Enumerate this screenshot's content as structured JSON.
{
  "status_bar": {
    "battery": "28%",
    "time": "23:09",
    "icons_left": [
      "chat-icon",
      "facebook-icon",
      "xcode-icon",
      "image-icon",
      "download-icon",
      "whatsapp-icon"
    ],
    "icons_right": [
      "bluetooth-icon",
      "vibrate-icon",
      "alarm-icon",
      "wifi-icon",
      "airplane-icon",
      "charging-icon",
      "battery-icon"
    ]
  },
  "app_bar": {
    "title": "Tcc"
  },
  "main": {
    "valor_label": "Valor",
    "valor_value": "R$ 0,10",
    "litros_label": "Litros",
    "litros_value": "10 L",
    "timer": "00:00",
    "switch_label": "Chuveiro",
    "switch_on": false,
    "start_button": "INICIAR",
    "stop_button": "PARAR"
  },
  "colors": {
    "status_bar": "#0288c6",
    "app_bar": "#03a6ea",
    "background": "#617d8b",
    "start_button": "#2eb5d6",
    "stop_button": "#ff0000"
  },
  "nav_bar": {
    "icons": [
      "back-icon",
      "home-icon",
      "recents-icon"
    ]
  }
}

::::::

» **WRITTEN PROBLEM**: Send back every record, precisely as written.

» **RESULT OF THIS EXERCISE**:
Enumerate this screenshot's content as structured JSON.
{
  "status_bar": {
    "battery": "28%",
    "time": "23:09",
    "icons_left": [
      "chat-icon",
      "facebook-icon",
      "xcode-icon",
      "image-icon",
      "download-icon",
      "whatsapp-icon"
    ],
    "icons_right": [
      "bluetooth-icon",
      "vibrate-icon",
      "alarm-icon",
      "wifi-icon",
      "airplane-icon",
      "charging-icon",
      "battery-icon"
    ]
  },
  "app_bar": {
    "title": "Tcc"
  },
  "main": {
    "valor_label": "Valor",
    "valor_value": "R$ 0,10",
    "litros_label": "Litros",
    "litros_value": "10 L",
    "timer": "00:00",
    "switch_label": "Chuveiro",
    "switch_on": false,
    "start_button": "INICIAR",
    "stop_button": "PARAR"
  },
  "colors": {
    "status_bar": "#0288c6",
    "app_bar": "#03a6ea",
    "background": "#617d8b",
    "start_button": "#2eb5d6",
    "stop_button": "#ff0000"
  },
  "nav_bar": {
    "icons": [
      "back-icon",
      "home-icon",
      "recents-icon"
    ]
  }
}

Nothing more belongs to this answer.